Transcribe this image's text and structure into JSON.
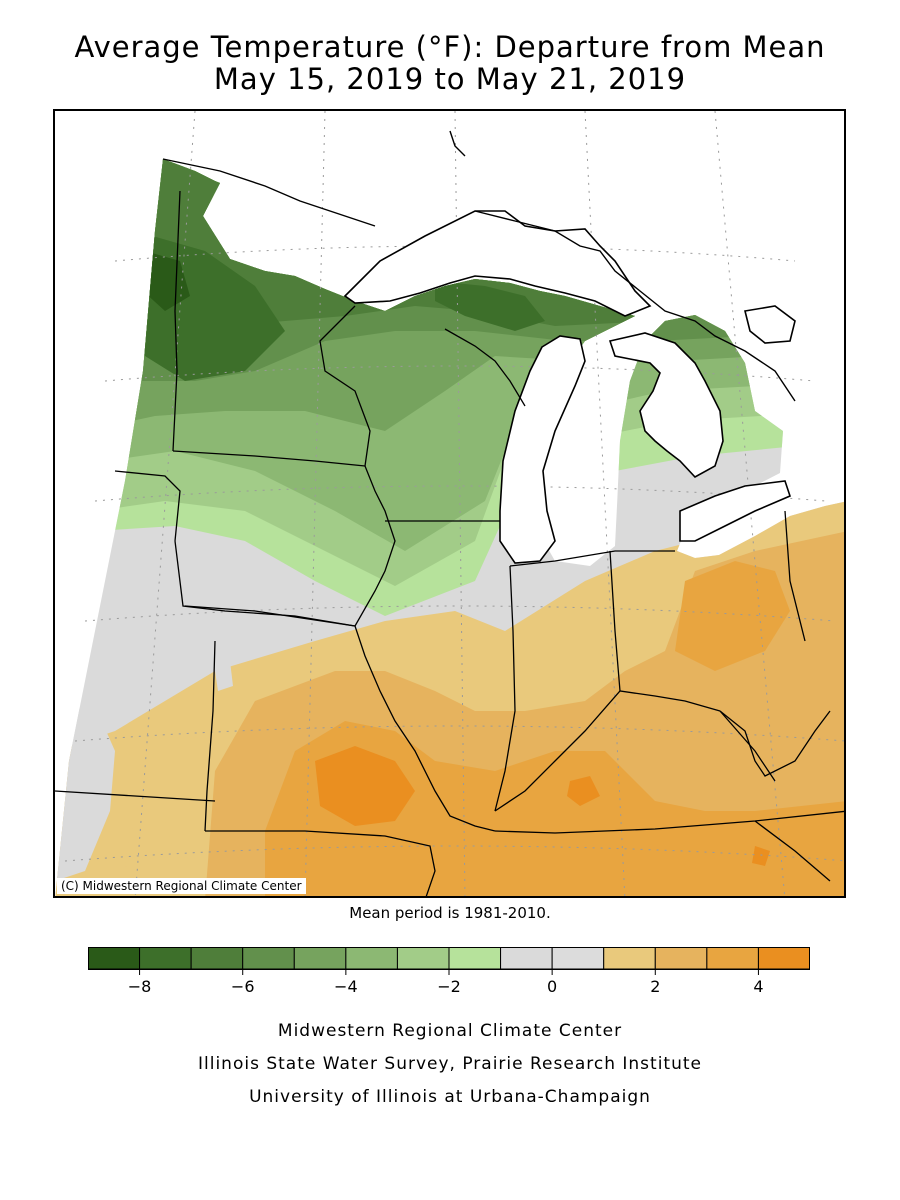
{
  "title_line1": "Average Temperature (°F): Departure from Mean",
  "title_line2": "May 15, 2019 to May 21, 2019",
  "copyright": "(C) Midwestern Regional Climate Center",
  "mean_period": "Mean period is 1981-2010.",
  "legend": {
    "colors": [
      "#2a5a18",
      "#3d6f2a",
      "#4f7e3a",
      "#62904c",
      "#76a35e",
      "#8cb873",
      "#a2cc88",
      "#b6e29b",
      "#dadada",
      "#dcdcdc",
      "#e9c97c",
      "#e6b35e",
      "#e8a540",
      "#ea8f20"
    ],
    "bounds": [
      -9,
      -8,
      -7,
      -6,
      -5,
      -4,
      -3,
      -2,
      -1,
      0,
      1,
      2,
      3,
      4,
      5
    ],
    "tick_labels": [
      "−8",
      "−6",
      "−4",
      "−2",
      "0",
      "2",
      "4"
    ],
    "tick_values": [
      -8,
      -6,
      -4,
      -2,
      0,
      2,
      4
    ]
  },
  "credits": {
    "line1": "Midwestern Regional Climate Center",
    "line2": "Illinois State Water Survey, Prairie Research Institute",
    "line3": "University of Illinois at Urbana-Champaign"
  }
}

----

* **Work required**
All records must be output exactly as they are, except for the pictures, which are left out.

* **Solved problem**
Transcribe this image's text and structure into JSON.
{
  "title_line1": "Average Temperature (°F): Departure from Mean",
  "title_line2": "May 15, 2019 to May 21, 2019",
  "copyright": "(C) Midwestern Regional Climate Center",
  "mean_period": "Mean period is 1981-2010.",
  "legend": {
    "colors": [
      "#2a5a18",
      "#3d6f2a",
      "#4f7e3a",
      "#62904c",
      "#76a35e",
      "#8cb873",
      "#a2cc88",
      "#b6e29b",
      "#dadada",
      "#dcdcdc",
      "#e9c97c",
      "#e6b35e",
      "#e8a540",
      "#ea8f20"
    ],
    "bounds": [
      -9,
      -8,
      -7,
      -6,
      -5,
      -4,
      -3,
      -2,
      -1,
      0,
      1,
      2,
      3,
      4,
      5
    ],
    "tick_labels": [
      "−8",
      "−6",
      "−4",
      "−2",
      "0",
      "2",
      "4"
    ],
    "tick_values": [
      -8,
      -6,
      -4,
      -2,
      0,
      2,
      4
    ]
  },
  "credits": {
    "line1": "Midwestern Regional Climate Center",
    "line2": "Illinois State Water Survey, Prairie Research Institute",
    "line3": "University of Illinois at Urbana-Champaign"
  }
}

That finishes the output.